== GIVEN INSTRUCTION ==
Scan the records and identify every line in which the string "structured" occurs, then return those lines.

»»

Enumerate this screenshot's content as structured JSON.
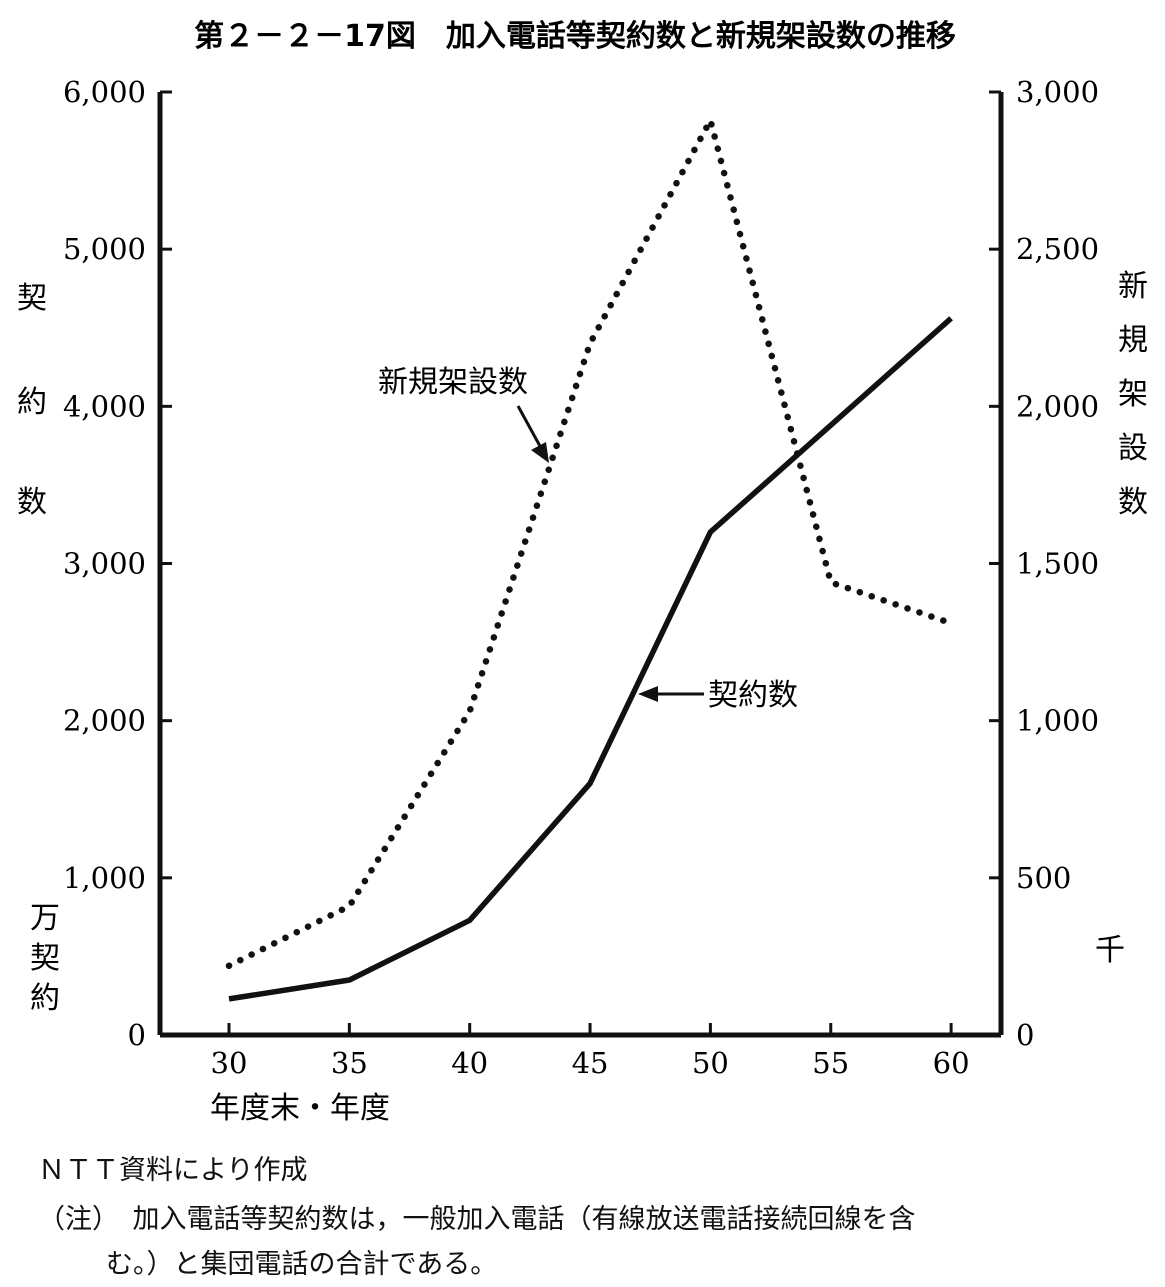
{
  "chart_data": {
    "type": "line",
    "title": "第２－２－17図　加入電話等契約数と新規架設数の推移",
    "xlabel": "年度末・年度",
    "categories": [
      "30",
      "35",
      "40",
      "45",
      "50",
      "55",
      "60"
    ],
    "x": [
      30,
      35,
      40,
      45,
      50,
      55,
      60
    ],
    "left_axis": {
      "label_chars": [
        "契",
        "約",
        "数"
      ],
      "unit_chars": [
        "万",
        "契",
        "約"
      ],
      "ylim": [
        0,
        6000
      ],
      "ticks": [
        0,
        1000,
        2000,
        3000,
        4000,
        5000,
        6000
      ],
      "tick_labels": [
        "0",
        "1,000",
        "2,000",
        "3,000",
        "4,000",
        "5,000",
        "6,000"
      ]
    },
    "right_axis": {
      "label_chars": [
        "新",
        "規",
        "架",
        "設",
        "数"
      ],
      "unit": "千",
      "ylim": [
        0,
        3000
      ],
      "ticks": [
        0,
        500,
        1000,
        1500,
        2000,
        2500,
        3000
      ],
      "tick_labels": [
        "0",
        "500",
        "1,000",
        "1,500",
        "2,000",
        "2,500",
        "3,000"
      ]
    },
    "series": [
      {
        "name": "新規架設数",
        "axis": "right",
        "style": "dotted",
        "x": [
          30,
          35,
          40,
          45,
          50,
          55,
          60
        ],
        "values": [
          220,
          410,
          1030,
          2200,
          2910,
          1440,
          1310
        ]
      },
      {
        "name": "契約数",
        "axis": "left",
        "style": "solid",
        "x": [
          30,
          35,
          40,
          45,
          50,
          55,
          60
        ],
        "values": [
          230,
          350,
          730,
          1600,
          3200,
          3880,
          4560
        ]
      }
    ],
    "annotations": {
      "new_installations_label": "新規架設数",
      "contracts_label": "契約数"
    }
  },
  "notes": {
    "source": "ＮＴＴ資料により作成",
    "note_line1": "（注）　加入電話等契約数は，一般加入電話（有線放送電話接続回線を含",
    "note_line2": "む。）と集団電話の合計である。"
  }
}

««
»»

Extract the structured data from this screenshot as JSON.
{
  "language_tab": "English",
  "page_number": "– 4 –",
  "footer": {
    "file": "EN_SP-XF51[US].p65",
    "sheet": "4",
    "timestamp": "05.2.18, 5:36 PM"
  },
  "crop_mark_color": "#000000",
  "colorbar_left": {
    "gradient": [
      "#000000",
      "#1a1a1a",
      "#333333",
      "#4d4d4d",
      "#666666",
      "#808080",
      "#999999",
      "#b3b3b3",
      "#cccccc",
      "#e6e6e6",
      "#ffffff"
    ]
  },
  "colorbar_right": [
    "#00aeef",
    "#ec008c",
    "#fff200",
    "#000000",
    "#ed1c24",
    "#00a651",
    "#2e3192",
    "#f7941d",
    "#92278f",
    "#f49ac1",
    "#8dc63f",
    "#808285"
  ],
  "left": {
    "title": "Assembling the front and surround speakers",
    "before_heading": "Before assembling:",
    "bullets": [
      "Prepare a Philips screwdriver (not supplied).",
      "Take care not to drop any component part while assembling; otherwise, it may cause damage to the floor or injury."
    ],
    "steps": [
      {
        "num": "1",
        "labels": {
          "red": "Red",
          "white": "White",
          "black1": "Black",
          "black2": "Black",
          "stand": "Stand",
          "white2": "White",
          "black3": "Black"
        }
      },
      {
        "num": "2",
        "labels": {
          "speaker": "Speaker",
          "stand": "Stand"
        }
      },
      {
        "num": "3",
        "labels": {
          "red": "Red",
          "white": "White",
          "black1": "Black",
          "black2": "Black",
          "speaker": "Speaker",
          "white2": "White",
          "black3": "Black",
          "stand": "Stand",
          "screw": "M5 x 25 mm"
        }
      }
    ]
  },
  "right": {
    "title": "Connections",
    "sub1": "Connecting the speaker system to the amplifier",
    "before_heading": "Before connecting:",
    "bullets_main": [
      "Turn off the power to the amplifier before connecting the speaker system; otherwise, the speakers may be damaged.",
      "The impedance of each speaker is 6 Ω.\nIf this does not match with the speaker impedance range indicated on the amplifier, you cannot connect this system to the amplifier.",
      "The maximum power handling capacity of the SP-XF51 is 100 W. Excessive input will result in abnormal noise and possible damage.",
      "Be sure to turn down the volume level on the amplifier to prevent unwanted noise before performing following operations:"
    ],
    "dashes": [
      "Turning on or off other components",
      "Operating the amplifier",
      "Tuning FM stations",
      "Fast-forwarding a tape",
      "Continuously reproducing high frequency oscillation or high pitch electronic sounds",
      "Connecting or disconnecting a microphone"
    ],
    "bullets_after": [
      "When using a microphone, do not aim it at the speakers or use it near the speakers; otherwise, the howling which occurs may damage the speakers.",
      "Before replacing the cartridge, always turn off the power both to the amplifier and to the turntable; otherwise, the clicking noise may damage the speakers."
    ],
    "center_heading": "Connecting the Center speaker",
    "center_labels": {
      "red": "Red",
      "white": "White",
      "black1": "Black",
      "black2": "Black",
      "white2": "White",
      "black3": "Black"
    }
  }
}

««

== EXERCISE RESULT ==
Enumerate this screenshot's content as structured JSON.
Extract the structured data from this screenshot as JSON.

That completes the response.